- _Aim_: Tell how many lines contain the word "디자인트렌드". Reply with the number only.

- _Stored rows_:
(begin)

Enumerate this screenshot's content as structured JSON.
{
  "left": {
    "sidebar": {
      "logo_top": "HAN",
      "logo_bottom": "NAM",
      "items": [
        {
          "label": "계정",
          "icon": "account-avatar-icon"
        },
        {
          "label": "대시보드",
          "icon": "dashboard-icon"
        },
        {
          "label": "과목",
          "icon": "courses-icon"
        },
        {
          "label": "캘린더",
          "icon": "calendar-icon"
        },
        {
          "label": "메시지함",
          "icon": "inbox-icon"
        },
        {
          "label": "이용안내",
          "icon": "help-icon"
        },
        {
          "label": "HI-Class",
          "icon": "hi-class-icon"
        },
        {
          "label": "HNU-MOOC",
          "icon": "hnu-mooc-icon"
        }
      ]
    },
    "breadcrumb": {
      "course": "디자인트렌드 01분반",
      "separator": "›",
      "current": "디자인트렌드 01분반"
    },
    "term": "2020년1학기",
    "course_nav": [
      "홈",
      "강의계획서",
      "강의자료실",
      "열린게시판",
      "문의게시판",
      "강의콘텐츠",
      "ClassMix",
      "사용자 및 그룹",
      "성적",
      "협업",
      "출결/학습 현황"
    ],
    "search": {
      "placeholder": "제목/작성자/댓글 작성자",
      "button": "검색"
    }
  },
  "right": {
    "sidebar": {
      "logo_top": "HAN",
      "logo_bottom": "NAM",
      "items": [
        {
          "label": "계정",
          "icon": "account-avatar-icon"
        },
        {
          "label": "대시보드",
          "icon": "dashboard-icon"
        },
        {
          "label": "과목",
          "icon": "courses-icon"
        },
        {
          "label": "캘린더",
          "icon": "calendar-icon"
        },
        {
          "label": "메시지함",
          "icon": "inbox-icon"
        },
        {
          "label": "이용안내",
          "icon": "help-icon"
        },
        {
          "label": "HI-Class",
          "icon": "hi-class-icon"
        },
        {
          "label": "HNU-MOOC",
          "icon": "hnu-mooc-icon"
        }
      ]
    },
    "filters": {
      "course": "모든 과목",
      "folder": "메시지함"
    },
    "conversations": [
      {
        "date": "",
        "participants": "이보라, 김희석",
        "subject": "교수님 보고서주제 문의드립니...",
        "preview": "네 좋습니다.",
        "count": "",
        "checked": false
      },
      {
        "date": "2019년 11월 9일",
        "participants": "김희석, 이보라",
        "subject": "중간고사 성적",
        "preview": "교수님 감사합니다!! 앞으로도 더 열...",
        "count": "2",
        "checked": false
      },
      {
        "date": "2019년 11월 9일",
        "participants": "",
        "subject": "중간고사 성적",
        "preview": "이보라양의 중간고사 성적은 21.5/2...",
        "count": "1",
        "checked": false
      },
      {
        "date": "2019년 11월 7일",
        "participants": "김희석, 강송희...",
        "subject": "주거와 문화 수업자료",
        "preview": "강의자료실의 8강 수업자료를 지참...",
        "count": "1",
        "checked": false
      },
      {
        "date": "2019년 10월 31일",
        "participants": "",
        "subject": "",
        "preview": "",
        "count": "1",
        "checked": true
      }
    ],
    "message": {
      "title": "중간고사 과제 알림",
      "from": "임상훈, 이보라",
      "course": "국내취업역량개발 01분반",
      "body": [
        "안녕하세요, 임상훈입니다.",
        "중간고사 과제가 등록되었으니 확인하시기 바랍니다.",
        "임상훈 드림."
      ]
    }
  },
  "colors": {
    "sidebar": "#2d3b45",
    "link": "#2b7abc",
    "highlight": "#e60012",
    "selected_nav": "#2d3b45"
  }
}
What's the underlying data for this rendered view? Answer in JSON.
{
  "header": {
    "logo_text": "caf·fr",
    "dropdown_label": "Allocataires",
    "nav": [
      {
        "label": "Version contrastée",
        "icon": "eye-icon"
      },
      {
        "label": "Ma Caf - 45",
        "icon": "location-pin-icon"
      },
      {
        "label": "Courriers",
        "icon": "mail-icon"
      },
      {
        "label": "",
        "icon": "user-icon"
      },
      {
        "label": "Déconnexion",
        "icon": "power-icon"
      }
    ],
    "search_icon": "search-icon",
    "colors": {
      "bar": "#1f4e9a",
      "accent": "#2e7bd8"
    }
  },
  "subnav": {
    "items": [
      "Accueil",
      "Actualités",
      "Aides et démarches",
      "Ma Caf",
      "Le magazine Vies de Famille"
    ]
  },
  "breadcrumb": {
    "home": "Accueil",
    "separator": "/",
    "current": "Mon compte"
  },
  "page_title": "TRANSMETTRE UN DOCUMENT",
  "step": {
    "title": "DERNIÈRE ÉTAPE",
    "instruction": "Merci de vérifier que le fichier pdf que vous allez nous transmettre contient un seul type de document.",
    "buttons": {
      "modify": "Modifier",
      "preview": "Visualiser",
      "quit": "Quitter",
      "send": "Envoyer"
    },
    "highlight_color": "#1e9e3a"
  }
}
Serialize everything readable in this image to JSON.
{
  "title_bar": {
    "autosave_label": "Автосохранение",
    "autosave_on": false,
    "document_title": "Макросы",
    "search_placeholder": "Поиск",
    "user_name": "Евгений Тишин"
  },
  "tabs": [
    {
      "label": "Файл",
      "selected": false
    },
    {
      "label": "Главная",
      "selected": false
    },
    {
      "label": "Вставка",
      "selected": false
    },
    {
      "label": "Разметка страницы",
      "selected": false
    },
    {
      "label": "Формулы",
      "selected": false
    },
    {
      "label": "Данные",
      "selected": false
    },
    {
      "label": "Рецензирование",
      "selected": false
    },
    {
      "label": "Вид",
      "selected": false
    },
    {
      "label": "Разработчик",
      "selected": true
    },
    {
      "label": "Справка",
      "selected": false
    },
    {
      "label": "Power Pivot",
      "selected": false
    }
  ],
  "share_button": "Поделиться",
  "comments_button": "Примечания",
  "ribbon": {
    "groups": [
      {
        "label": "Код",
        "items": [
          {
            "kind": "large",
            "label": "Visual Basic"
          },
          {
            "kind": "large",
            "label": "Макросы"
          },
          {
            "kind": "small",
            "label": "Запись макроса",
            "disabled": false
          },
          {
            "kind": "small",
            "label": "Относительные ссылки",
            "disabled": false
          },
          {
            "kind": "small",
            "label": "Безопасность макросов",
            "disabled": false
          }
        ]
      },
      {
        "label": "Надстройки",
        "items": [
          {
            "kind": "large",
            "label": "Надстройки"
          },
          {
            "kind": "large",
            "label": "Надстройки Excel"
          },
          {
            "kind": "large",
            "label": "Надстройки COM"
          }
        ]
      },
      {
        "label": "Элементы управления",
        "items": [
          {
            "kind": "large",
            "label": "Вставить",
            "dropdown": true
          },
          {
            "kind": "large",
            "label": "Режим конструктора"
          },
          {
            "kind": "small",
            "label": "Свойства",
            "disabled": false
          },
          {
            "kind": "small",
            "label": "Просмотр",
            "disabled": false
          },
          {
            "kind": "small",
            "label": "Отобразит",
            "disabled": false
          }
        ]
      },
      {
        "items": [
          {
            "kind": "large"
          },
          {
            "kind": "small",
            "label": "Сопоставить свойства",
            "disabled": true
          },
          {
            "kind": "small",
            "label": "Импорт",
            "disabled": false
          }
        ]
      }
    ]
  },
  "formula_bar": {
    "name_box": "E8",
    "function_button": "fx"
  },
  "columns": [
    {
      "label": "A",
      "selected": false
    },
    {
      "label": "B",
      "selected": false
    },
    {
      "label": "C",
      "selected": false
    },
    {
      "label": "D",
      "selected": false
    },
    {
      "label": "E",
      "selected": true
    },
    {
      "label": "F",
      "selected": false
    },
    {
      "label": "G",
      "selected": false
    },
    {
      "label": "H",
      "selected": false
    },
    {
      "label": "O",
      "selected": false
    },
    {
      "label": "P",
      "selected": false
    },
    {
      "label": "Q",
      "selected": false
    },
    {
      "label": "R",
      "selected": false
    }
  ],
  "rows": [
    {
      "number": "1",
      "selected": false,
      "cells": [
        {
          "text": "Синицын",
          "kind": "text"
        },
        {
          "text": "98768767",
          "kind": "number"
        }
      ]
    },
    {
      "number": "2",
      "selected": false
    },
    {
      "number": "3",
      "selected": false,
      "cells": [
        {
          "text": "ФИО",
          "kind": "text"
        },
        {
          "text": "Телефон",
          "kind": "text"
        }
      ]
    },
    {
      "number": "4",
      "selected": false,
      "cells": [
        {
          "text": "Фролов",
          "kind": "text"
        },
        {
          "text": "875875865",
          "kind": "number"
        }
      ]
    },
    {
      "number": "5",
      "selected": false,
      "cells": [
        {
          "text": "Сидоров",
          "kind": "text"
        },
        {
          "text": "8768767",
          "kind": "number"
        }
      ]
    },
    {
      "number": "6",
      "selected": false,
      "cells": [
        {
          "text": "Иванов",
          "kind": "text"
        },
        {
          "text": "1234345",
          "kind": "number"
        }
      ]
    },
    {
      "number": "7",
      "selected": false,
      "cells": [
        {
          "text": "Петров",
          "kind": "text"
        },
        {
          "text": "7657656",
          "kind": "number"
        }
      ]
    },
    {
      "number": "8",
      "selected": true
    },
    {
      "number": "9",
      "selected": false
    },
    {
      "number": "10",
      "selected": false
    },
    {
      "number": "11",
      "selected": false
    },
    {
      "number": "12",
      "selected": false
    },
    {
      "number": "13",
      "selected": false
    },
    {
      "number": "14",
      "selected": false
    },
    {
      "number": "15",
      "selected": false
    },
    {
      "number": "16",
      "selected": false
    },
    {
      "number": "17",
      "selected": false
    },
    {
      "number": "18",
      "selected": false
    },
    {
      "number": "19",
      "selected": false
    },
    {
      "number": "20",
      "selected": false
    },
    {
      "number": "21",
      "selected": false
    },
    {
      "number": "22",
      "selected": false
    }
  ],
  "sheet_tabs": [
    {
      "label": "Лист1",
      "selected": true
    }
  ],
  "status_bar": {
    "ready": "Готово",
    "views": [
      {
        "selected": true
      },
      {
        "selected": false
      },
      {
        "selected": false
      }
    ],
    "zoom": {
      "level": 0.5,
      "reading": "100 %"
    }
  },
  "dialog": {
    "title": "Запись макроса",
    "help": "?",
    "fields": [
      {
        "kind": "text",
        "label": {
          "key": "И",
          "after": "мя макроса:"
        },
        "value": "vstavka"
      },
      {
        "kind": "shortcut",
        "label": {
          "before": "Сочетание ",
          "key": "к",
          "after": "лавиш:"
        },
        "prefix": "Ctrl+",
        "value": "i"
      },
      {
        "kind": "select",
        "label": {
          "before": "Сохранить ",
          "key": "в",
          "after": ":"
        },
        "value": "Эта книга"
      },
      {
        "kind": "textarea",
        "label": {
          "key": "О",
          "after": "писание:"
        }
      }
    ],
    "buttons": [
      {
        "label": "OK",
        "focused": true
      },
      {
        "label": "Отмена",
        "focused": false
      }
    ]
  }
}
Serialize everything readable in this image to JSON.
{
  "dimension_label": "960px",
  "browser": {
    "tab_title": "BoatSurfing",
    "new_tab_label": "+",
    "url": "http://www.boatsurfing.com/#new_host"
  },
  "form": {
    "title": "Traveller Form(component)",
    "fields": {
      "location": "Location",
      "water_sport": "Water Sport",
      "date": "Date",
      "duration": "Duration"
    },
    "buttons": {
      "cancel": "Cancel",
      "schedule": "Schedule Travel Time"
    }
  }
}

(end)

- _Correct output_: 2